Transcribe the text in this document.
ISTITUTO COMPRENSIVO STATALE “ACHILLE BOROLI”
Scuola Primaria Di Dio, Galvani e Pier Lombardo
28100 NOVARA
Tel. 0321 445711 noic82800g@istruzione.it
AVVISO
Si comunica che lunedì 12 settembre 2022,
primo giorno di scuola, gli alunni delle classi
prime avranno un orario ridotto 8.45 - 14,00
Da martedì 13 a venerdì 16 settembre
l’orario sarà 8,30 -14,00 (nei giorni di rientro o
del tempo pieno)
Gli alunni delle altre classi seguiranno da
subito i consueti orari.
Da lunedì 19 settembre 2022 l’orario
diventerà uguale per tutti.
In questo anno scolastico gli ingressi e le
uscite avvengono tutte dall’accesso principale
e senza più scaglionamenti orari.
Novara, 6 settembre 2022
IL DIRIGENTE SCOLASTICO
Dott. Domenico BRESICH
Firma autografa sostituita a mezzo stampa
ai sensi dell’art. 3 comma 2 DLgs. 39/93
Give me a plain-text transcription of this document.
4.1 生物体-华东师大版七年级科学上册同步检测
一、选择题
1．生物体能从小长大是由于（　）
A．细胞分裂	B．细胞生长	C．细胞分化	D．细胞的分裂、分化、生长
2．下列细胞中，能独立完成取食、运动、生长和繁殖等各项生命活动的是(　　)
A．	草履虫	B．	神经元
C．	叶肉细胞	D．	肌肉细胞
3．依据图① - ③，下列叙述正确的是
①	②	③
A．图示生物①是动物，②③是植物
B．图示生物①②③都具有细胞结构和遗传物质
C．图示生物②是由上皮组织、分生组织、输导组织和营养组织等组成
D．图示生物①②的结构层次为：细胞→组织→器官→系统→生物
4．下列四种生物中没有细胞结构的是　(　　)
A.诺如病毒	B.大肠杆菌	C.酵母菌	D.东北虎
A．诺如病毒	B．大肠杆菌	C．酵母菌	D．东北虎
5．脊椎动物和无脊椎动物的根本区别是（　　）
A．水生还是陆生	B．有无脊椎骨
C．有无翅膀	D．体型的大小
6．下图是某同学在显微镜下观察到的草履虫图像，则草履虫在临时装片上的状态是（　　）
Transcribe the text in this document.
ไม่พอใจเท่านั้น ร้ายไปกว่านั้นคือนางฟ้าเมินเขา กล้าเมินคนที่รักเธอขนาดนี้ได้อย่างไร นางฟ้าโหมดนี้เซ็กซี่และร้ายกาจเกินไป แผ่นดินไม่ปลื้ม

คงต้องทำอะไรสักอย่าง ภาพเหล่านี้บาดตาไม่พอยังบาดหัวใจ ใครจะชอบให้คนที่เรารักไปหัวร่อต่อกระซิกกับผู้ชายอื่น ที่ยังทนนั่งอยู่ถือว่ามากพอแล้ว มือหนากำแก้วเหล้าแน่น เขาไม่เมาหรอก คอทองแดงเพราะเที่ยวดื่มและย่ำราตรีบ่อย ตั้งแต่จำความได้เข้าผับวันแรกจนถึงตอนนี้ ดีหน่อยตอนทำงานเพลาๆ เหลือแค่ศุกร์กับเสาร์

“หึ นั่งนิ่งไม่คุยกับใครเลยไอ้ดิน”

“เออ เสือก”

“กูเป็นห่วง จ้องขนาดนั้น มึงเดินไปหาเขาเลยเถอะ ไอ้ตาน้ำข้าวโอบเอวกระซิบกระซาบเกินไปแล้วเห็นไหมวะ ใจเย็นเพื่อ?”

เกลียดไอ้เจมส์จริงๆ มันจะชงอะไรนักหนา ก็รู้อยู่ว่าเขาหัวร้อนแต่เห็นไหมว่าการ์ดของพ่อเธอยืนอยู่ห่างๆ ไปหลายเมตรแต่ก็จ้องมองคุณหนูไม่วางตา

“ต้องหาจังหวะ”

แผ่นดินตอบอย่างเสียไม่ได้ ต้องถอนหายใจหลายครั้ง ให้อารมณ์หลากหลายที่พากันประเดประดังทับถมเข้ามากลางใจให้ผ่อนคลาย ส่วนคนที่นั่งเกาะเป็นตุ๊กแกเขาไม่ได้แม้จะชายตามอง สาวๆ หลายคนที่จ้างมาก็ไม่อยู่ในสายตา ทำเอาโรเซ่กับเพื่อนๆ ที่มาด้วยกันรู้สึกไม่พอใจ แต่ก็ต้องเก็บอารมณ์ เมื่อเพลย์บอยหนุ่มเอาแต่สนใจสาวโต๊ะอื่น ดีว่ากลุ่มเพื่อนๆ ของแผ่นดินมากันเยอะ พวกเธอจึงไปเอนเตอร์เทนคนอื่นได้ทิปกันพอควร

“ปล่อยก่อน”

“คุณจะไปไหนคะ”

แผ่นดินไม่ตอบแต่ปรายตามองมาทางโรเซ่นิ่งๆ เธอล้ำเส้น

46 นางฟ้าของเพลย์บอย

### Exercise aim
Retype the material in full, character for character.

### Response
Transcribe the text in this document.
ISTITUTO COMPRENSIVO STATALE “ACHILLE BOROLI”
Scuola Primaria Di Dio, Galvani e Pier Lombardo
28100 NOVARA
Tel. 0321 445711 noic82800g@istruzione.it
AVVISO
Si comunica che lunedì 12 settembre 2022,
primo giorno di scuola, gli alunni delle classi
prime avranno un orario ridotto 8.45 - 14,00
Da martedì 13 a venerdì 16 settembre
l’orario sarà 8,30 -14,00 (nei giorni di rientro o
del tempo pieno)
Gli alunni delle altre classi seguiranno da
subito i consueti orari.
Da lunedì 19 settembre 2022 l’orario
diventerà uguale per tutti.
In questo anno scolastico gli ingressi e le
uscite avvengono tutte dall’accesso principale
e senza più scaglionamenti orari.
Novara, 6 settembre 2022
IL DIRIGENTE SCOLASTICO
Dott. Domenico BRESICH
Firma autografa sostituita a mezzo stampa
ai sensi dell’art. 3 comma 2 DLgs. 39/93
Give me a plain-text transcription of this document.
4.1 生物体-华东师大版七年级科学上册同步检测
一、选择题
1．生物体能从小长大是由于（　）
A．细胞分裂	B．细胞生长	C．细胞分化	D．细胞的分裂、分化、生长
2．下列细胞中，能独立完成取食、运动、生长和繁殖等各项生命活动的是(　　)
A．	草履虫	B．	神经元
C．	叶肉细胞	D．	肌肉细胞
3．依据图① - ③，下列叙述正确的是
①	②	③
A．图示生物①是动物，②③是植物
B．图示生物①②③都具有细胞结构和遗传物质
C．图示生物②是由上皮组织、分生组织、输导组织和营养组织等组成
D．图示生物①②的结构层次为：细胞→组织→器官→系统→生物
4．下列四种生物中没有细胞结构的是　(　　)
A.诺如病毒	B.大肠杆菌	C.酵母菌	D.东北虎
A．诺如病毒	B．大肠杆菌	C．酵母菌	D．东北虎
5．脊椎动物和无脊椎动物的根本区别是（　　）
A．水生还是陆生	B．有无脊椎骨
C．有无翅膀	D．体型的大小
6．下图是某同学在显微镜下观察到的草履虫图像，则草履虫在临时装片上的状态是（　　）
Transcribe the text in this document.
ไม่พอใจเท่านั้น ร้ายไปกว่านั้นคือนางฟ้าเมินเขา กล้าเมินคนที่รักเธอขนาดนี้ได้อย่างไร นางฟ้าโหมดนี้เซ็กซี่และร้ายกาจเกินไป แผ่นดินไม่ปลื้ม

คงต้องทำอะไรสักอย่าง ภาพเหล่านี้บาดตาไม่พอยังบาดหัวใจ ใครจะชอบให้คนที่เรารักไปหัวร่อต่อกระซิกกับผู้ชายอื่น ที่ยังทนนั่งอยู่ถือว่ามากพอแล้ว มือหนากำแก้วเหล้าแน่น เขาไม่เมาหรอก คอทองแดงเพราะเที่ยวดื่มและย่ำราตรีบ่อย ตั้งแต่จำความได้เข้าผับวันแรกจนถึงตอนนี้ ดีหน่อยตอนทำงานเพลาๆ เหลือแค่ศุกร์กับเสาร์

“หึ นั่งนิ่งไม่คุยกับใครเลยไอ้ดิน”

“เออ เสือก”

“กูเป็นห่วง จ้องขนาดนั้น มึงเดินไปหาเขาเลยเถอะ ไอ้ตาน้ำข้าวโอบเอวกระซิบกระซาบเกินไปแล้วเห็นไหมวะ ใจเย็นเพื่อ?”

เกลียดไอ้เจมส์จริงๆ มันจะชงอะไรนักหนา ก็รู้อยู่ว่าเขาหัวร้อนแต่เห็นไหมว่าการ์ดของพ่อเธอยืนอยู่ห่างๆ ไปหลายเมตรแต่ก็จ้องมองคุณหนูไม่วางตา

“ต้องหาจังหวะ”

แผ่นดินตอบอย่างเสียไม่ได้ ต้องถอนหายใจหลายครั้ง ให้อารมณ์หลากหลายที่พากันประเดประดังทับถมเข้ามากลางใจให้ผ่อนคลาย ส่วนคนที่นั่งเกาะเป็นตุ๊กแกเขาไม่ได้แม้จะชายตามอง สาวๆ หลายคนที่จ้างมาก็ไม่อยู่ในสายตา ทำเอาโรเซ่กับเพื่อนๆ ที่มาด้วยกันรู้สึกไม่พอใจ แต่ก็ต้องเก็บอารมณ์ เมื่อเพลย์บอยหนุ่มเอาแต่สนใจสาวโต๊ะอื่น ดีว่ากลุ่มเพื่อนๆ ของแผ่นดินมากันเยอะ พวกเธอจึงไปเอนเตอร์เทนคนอื่นได้ทิปกันพอควร

“ปล่อยก่อน”

“คุณจะไปไหนคะ”

แผ่นดินไม่ตอบแต่ปรายตามองมาทางโรเซ่นิ่งๆ เธอล้ำเส้น

46 นางฟ้าของเพลย์บอย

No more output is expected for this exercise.